| YOUR INSTRUCTIONS |
Exactly as written, retype the lines that run from the line holding "Transcribe the text in this document." through the end of the records below. Do not include pictures.

[Stored records]
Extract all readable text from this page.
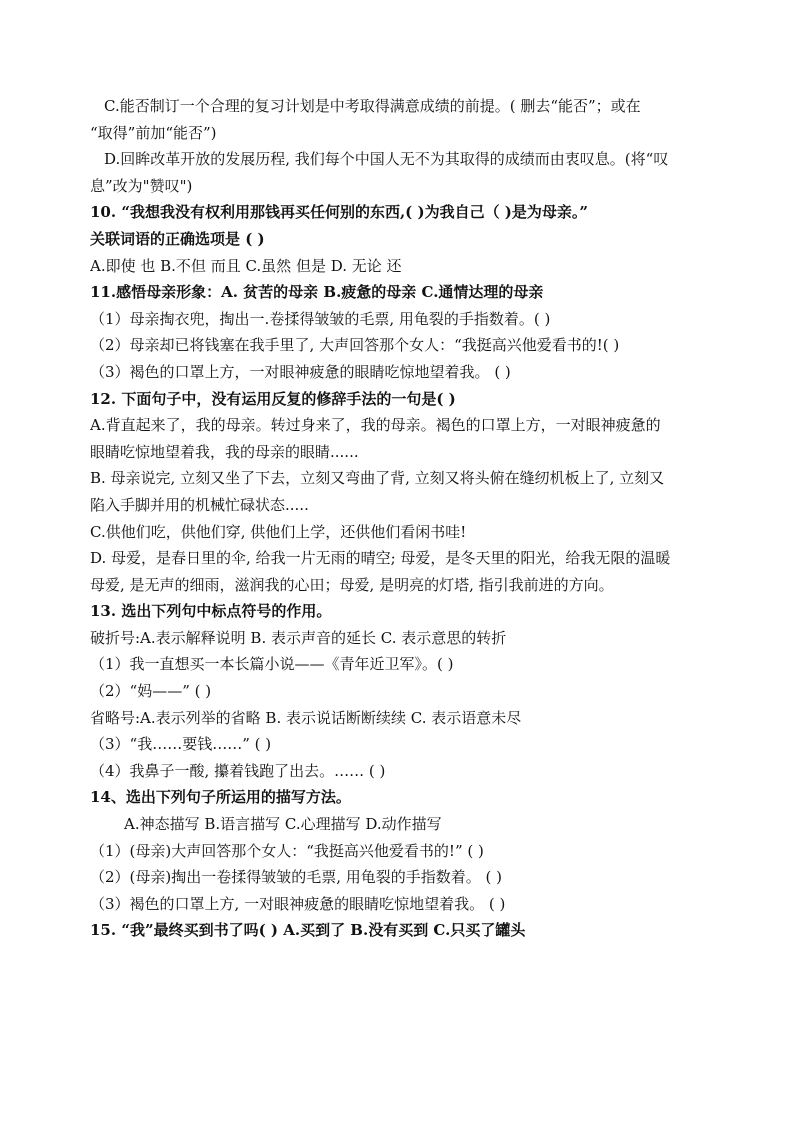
C.能否制订一个合理的复习计划是中考取得满意成绩的前提。( 删去“能否”；或在
“取得”前加“能否”)
D.回眸改革开放的发展历程, 我们每个中国人无不为其取得的成绩而由衷叹息。(将“叹
息”改为"赞叹")
10. “我想我没有权利用那钱再买任何别的东西,( )为我自己（ )是为母亲。”
关联词语的正确选项是 ( )
A.即使 也 B.不但 而且 C.虽然 但是 D. 无论 还
11.感悟母亲形象：A. 贫苦的母亲 B.疲惫的母亲 C.通情达理的母亲
（1）母亲掏衣兜，掏出一.卷揉得皱皱的毛票, 用龟裂的手指数着。( )
（2）母亲却已将钱塞在我手里了, 大声回答那个女人：“我挺高兴他爱看书的!( )
（3）褐色的口罩上方，一对眼神疲惫的眼睛吃惊地望着我。 ( )
12. 下面句子中，没有运用反复的修辞手法的一句是( )
A.背直起来了，我的母亲。转过身来了，我的母亲。褐色的口罩上方，一对眼神疲惫的
眼睛吃惊地望着我，我的母亲的眼睛......
B. 母亲说完, 立刻又坐了下去，立刻又弯曲了背, 立刻又将头俯在缝纫机板上了, 立刻又
陷入手脚并用的机械忙碌状态.....
C.供他们吃，供他们穿, 供他们上学，还供他们看闲书哇!
D. 母爱，是春日里的伞, 给我一片无雨的晴空; 母爱，是冬天里的阳光，给我无限的温暖
母爱, 是无声的细雨，滋润我的心田；母爱, 是明亮的灯塔, 指引我前进的方向。
13. 选出下列句中标点符号的作用。
破折号:A.表示解释说明 B. 表示声音的延长 C. 表示意思的转折
（1）我一直想买一本长篇小说——《青年近卫军》。( )
（2）“妈——” ( )
省略号:A.表示列举的省略 B. 表示说话断断续续 C. 表示语意未尽
（3）“我……要钱……” ( )
（4）我鼻子一酸, 攥着钱跑了出去。…… ( )
14、选出下列句子所运用的描写方法。
A.神态描写 B.语言描写 C.心理描写 D.动作描写
（1）(母亲)大声回答那个女人：“我挺高兴他爱看书的!” ( )
（2）(母亲)掏出一卷揉得皱皱的毛票, 用龟裂的手指数着。 ( )
（3）褐色的口罩上方, 一对眼神疲惫的眼睛吃惊地望着我。 ( )
15. “我”最终买到书了吗( ) A.买到了 B.没有买到 C.只买了罐头
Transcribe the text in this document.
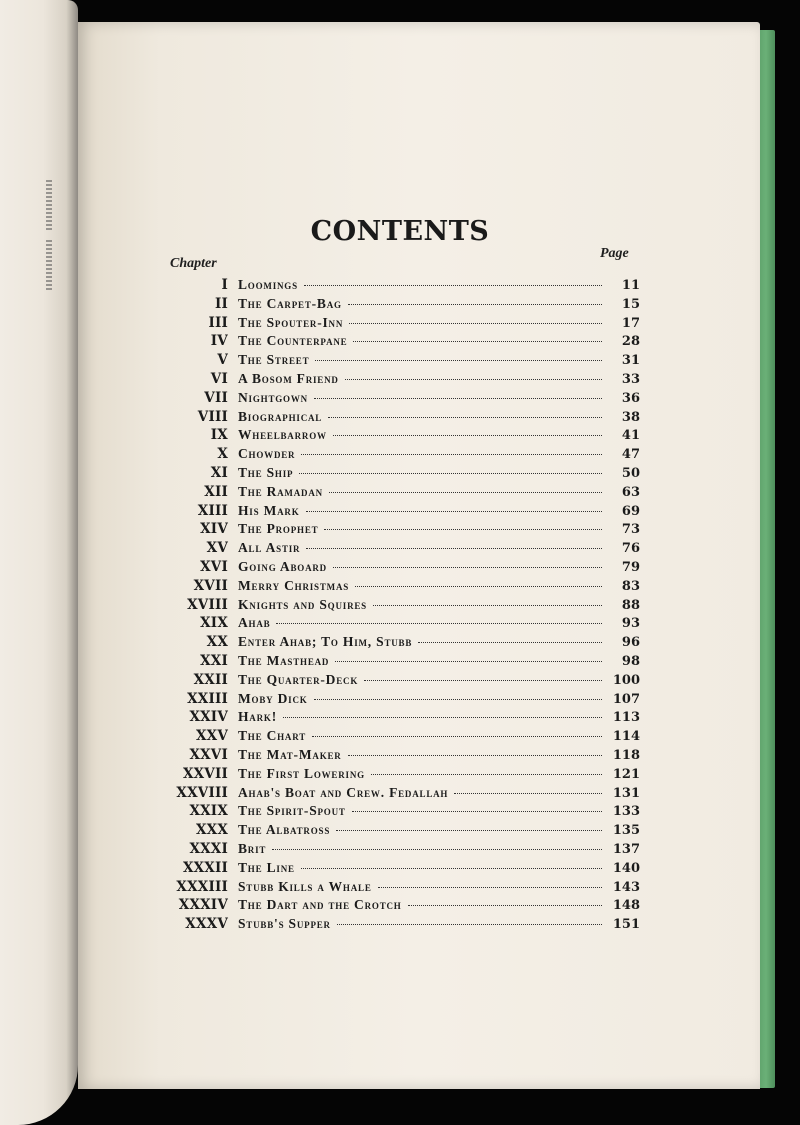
CONTENTS
Chapter
Page
I Loomings	11
II The Carpet-Bag	15
III The Spouter-Inn	17
IV The Counterpane	28
V The Street	31
VI A Bosom Friend	33
VII Nightgown	36
VIII Biographical	38
IX Wheelbarrow	41
X Chowder	47
XI The Ship	50
XII The Ramadan	63
XIII His Mark	69
XIV The Prophet	73
XV All Astir	76
XVI Going Aboard	79
XVII Merry Christmas	83
XVIII Knights and Squires	88
XIX Ahab	93
XX Enter Ahab; To Him, Stubb	96
XXI The Masthead	98
XXII The Quarter-Deck	100
XXIII Moby Dick	107
XXIV Hark!	113
XXV The Chart	114
XXVI The Mat-Maker	118
XXVII The First Lowering	121
XXVIII Ahab's Boat and Crew. Fedallah	131
XXIX The Spirit-Spout	133
XXX The Albatross	135
XXXI Brit	137
XXXII The Line	140
XXXIII Stubb Kills a Whale	143
XXXIV The Dart and the Crotch	148
XXXV Stubb's Supper	151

| COMPLETED EXERCISE |
Transcribe the text in this document.
CONTENTS
Chapter
Page
I Loomings	11
II The Carpet-Bag	15
III The Spouter-Inn	17
IV The Counterpane	28
V The Street	31
VI A Bosom Friend	33
VII Nightgown	36
VIII Biographical	38
IX Wheelbarrow	41
X Chowder	47
XI The Ship	50
XII The Ramadan	63
XIII His Mark	69
XIV The Prophet	73
XV All Astir	76
XVI Going Aboard	79
XVII Merry Christmas	83
XVIII Knights and Squires	88
XIX Ahab	93
XX Enter Ahab; To Him, Stubb	96
XXI The Masthead	98
XXII The Quarter-Deck	100
XXIII Moby Dick	107
XXIV Hark!	113
XXV The Chart	114
XXVI The Mat-Maker	118
XXVII The First Lowering	121
XXVIII Ahab's Boat and Crew. Fedallah	131
XXIX The Spirit-Spout	133
XXX The Albatross	135
XXXI Brit	137
XXXII The Line	140
XXXIII Stubb Kills a Whale	143
XXXIV The Dart and the Crotch	148
XXXV Stubb's Supper	151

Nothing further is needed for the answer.